:: Work instructions ::
Output the records exactly as they appear, with no pictures included.
* start Provided material *
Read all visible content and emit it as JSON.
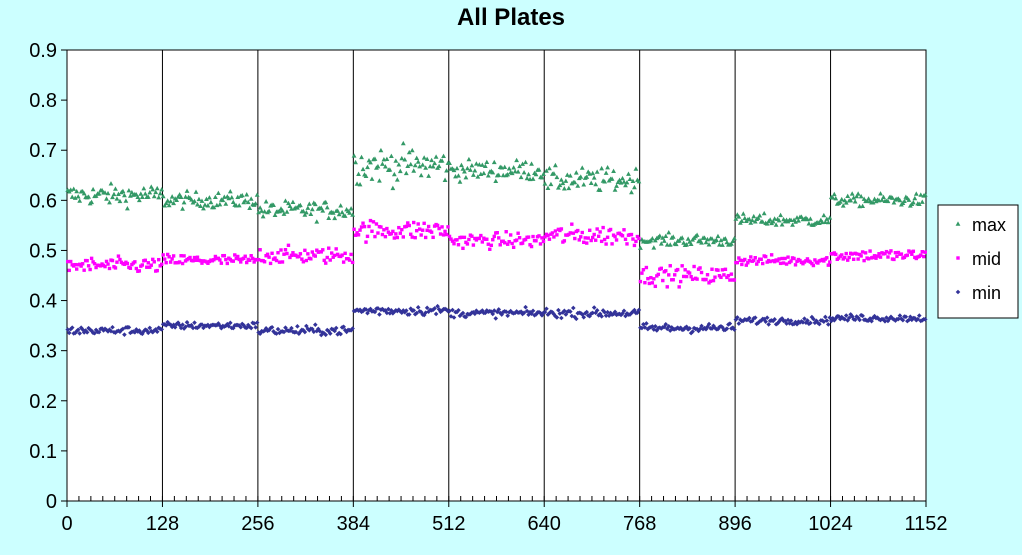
{
  "chart_data": {
    "type": "scatter",
    "title": "All Plates",
    "xlabel": "",
    "ylabel": "",
    "xlim": [
      0,
      1152
    ],
    "ylim": [
      0,
      0.9
    ],
    "x_ticks": [
      "0",
      "128",
      "256",
      "384",
      "512",
      "640",
      "768",
      "896",
      "1024",
      "1152"
    ],
    "y_ticks": [
      "0",
      "0.1",
      "0.2",
      "0.3",
      "0.4",
      "0.5",
      "0.6",
      "0.7",
      "0.8",
      "0.9"
    ],
    "plate_size": 128,
    "vertical_gridlines": true,
    "horizontal_gridlines": false,
    "legend_position": "right",
    "series": [
      {
        "name": "max",
        "color": "#339966",
        "marker": "triangle",
        "plate_levels": [
          0.61,
          0.6,
          0.58,
          0.67,
          0.66,
          0.64,
          0.52,
          0.56,
          0.6
        ],
        "plate_spread": [
          0.02,
          0.016,
          0.018,
          0.035,
          0.02,
          0.024,
          0.012,
          0.012,
          0.012
        ]
      },
      {
        "name": "mid",
        "color": "#ff00ff",
        "marker": "square",
        "plate_levels": [
          0.47,
          0.48,
          0.49,
          0.54,
          0.52,
          0.53,
          0.45,
          0.48,
          0.49
        ],
        "plate_spread": [
          0.015,
          0.012,
          0.016,
          0.02,
          0.015,
          0.02,
          0.018,
          0.01,
          0.012
        ]
      },
      {
        "name": "min",
        "color": "#333399",
        "marker": "diamond",
        "plate_levels": [
          0.34,
          0.35,
          0.34,
          0.38,
          0.375,
          0.375,
          0.345,
          0.36,
          0.365
        ],
        "plate_spread": [
          0.008,
          0.007,
          0.009,
          0.009,
          0.008,
          0.009,
          0.009,
          0.007,
          0.007
        ]
      }
    ]
  }
}
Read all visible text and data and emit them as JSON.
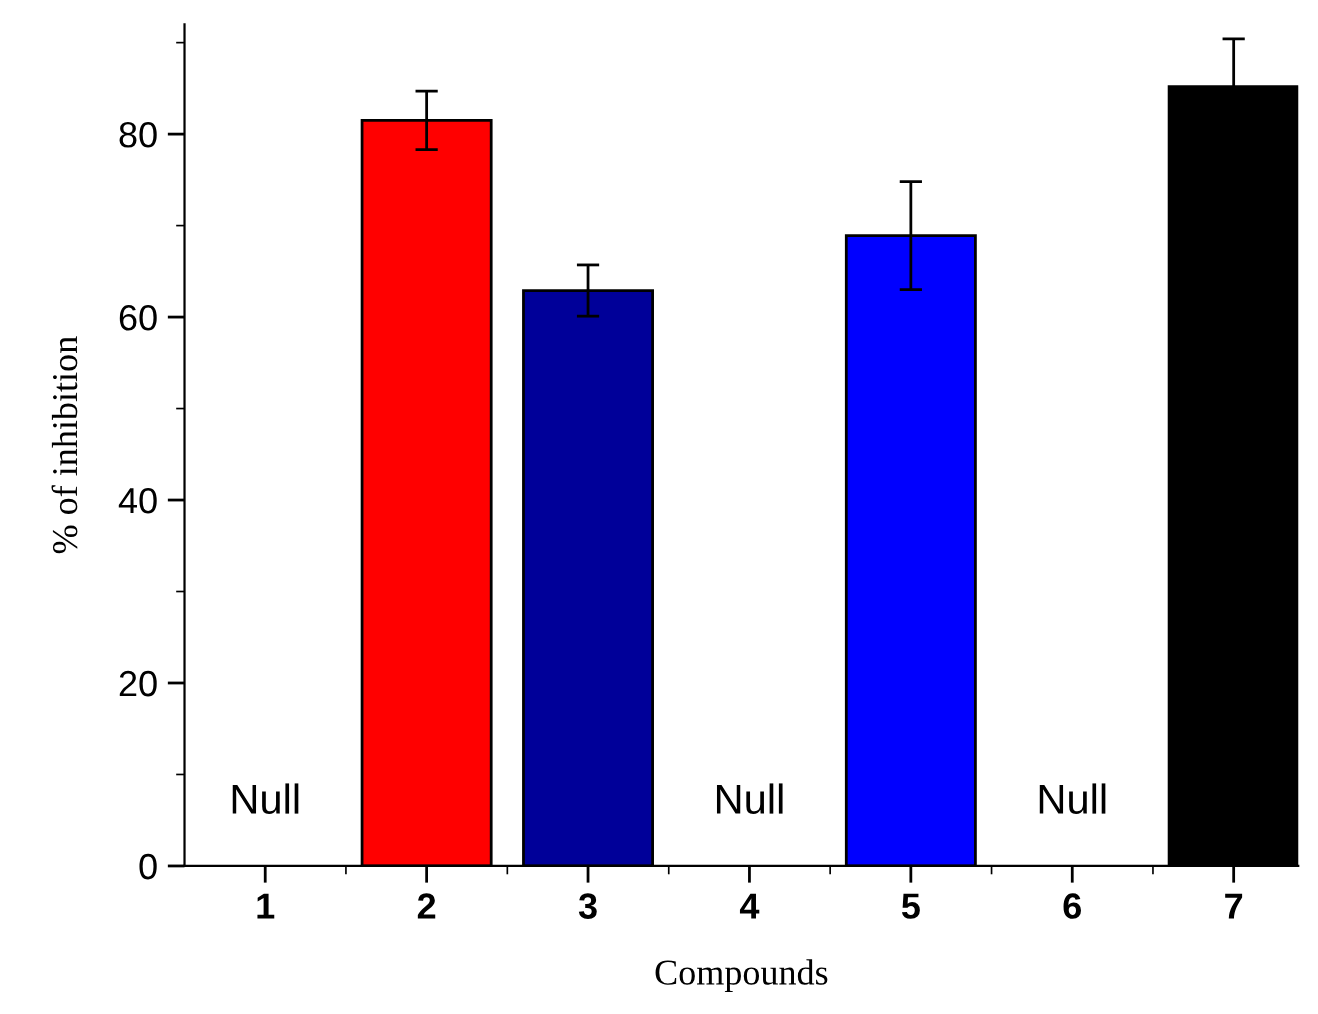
* end Provided material *
:: Solution to the exercise ::
Read all visible content and emit it as JSON.
{
  "chart_data": {
    "type": "scatter",
    "title": "All Plates",
    "xlabel": "",
    "ylabel": "",
    "xlim": [
      0,
      1152
    ],
    "ylim": [
      0,
      0.9
    ],
    "x_ticks": [
      "0",
      "128",
      "256",
      "384",
      "512",
      "640",
      "768",
      "896",
      "1024",
      "1152"
    ],
    "y_ticks": [
      "0",
      "0.1",
      "0.2",
      "0.3",
      "0.4",
      "0.5",
      "0.6",
      "0.7",
      "0.8",
      "0.9"
    ],
    "plate_size": 128,
    "vertical_gridlines": true,
    "horizontal_gridlines": false,
    "legend_position": "right",
    "series": [
      {
        "name": "max",
        "color": "#339966",
        "marker": "triangle",
        "plate_levels": [
          0.61,
          0.6,
          0.58,
          0.67,
          0.66,
          0.64,
          0.52,
          0.56,
          0.6
        ],
        "plate_spread": [
          0.02,
          0.016,
          0.018,
          0.035,
          0.02,
          0.024,
          0.012,
          0.012,
          0.012
        ]
      },
      {
        "name": "mid",
        "color": "#ff00ff",
        "marker": "square",
        "plate_levels": [
          0.47,
          0.48,
          0.49,
          0.54,
          0.52,
          0.53,
          0.45,
          0.48,
          0.49
        ],
        "plate_spread": [
          0.015,
          0.012,
          0.016,
          0.02,
          0.015,
          0.02,
          0.018,
          0.01,
          0.012
        ]
      },
      {
        "name": "min",
        "color": "#333399",
        "marker": "diamond",
        "plate_levels": [
          0.34,
          0.35,
          0.34,
          0.38,
          0.375,
          0.375,
          0.345,
          0.36,
          0.365
        ],
        "plate_spread": [
          0.008,
          0.007,
          0.009,
          0.009,
          0.008,
          0.009,
          0.009,
          0.007,
          0.007
        ]
      }
    ]
  }
}
Read all visible text and data and emit them as JSON.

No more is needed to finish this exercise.